■ **Stated exercise**: How many of the lines below include "American"? Give the number and no other words.

■ **Stored records**:
════════

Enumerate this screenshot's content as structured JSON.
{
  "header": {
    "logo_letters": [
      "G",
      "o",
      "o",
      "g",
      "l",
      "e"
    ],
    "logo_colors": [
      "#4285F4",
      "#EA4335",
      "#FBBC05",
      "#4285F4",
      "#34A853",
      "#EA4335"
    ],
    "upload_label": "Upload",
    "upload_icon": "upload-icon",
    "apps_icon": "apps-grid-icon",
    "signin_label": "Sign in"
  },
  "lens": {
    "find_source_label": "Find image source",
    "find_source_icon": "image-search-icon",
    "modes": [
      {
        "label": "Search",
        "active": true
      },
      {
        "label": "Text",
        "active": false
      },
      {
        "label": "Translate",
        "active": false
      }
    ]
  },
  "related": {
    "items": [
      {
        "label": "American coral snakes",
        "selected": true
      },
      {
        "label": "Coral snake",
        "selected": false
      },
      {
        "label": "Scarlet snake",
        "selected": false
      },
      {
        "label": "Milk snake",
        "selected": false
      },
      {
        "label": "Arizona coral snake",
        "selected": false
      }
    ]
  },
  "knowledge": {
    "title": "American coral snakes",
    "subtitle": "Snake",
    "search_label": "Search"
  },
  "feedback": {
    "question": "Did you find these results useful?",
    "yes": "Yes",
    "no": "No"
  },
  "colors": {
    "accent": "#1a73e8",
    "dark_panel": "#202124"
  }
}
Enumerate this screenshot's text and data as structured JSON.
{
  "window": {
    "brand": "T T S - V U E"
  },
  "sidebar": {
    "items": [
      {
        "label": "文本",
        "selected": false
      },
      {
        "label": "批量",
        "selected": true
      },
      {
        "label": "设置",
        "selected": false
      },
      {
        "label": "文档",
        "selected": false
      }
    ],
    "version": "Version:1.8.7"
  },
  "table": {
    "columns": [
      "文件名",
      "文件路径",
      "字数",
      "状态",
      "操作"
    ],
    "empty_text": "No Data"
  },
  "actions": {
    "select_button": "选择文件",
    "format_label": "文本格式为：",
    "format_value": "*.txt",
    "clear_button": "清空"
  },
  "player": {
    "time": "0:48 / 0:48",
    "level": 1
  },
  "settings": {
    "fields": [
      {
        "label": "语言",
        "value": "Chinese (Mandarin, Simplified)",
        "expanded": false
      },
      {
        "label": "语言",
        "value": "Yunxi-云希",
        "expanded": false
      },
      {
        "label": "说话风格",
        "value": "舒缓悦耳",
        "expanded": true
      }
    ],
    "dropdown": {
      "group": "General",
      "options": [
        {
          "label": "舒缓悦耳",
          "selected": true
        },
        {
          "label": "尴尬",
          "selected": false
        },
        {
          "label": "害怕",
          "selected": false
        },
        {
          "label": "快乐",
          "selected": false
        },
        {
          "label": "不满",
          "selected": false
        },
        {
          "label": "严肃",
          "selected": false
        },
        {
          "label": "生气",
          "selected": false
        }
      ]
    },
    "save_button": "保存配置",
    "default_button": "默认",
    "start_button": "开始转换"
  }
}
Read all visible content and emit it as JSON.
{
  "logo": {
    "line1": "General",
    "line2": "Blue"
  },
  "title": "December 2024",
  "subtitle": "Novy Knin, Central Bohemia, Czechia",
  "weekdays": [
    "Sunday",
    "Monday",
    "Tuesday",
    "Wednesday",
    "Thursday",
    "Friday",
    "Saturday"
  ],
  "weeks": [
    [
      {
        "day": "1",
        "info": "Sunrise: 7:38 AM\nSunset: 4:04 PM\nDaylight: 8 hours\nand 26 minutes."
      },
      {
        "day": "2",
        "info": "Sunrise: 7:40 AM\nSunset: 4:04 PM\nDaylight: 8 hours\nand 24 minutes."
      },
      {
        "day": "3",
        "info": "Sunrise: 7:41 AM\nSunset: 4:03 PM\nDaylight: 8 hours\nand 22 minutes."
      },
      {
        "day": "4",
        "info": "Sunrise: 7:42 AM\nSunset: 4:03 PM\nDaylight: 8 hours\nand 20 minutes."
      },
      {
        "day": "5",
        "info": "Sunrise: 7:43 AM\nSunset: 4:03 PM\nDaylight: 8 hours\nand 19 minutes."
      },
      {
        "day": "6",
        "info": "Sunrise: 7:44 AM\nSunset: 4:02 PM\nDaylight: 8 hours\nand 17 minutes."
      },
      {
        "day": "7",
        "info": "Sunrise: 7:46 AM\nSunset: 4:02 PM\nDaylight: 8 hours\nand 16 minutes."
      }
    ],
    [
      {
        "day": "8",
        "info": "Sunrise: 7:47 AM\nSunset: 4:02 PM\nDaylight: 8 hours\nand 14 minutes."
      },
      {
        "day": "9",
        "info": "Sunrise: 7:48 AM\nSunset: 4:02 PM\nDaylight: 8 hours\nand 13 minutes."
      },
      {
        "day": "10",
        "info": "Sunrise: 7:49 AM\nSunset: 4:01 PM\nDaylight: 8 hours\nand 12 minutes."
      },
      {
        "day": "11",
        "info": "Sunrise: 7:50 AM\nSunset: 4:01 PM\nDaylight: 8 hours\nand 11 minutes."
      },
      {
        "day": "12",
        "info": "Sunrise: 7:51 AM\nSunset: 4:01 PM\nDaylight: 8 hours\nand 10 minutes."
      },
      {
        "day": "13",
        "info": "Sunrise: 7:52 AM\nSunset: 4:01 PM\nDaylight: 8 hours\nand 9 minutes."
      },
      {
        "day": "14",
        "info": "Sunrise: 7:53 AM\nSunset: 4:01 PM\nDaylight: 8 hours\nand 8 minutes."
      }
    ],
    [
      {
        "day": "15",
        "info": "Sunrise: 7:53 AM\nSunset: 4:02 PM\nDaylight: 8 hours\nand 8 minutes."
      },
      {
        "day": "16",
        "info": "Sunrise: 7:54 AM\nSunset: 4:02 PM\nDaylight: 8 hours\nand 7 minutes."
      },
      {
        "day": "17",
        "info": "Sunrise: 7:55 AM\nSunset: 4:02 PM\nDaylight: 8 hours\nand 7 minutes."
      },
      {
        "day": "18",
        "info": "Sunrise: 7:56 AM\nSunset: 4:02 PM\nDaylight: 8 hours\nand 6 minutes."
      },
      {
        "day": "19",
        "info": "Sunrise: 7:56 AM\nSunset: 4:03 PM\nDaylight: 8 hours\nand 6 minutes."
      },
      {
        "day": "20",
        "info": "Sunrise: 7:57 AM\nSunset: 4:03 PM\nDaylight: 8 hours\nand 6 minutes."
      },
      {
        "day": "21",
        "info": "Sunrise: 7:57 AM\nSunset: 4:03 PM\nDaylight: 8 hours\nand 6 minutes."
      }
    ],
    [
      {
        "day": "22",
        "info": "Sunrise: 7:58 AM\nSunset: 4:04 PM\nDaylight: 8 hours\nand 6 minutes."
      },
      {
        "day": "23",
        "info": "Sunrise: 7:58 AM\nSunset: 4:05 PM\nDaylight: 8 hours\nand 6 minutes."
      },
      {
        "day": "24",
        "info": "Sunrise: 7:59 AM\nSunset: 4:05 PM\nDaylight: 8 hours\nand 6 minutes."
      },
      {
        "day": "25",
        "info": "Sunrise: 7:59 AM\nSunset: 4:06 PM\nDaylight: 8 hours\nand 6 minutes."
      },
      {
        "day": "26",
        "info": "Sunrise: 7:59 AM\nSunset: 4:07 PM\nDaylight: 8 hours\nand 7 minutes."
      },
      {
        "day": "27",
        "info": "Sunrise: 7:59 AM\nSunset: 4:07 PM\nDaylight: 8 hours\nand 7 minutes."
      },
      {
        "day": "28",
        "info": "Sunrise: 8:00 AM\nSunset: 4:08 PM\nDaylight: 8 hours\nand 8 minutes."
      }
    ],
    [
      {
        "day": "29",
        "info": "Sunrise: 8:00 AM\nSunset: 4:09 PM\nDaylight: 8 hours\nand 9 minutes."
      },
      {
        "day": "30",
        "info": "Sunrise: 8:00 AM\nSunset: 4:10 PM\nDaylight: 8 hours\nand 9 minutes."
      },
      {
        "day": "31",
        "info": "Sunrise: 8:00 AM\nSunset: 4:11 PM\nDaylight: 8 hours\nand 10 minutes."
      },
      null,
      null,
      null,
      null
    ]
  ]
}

════════

■ **Response**: 2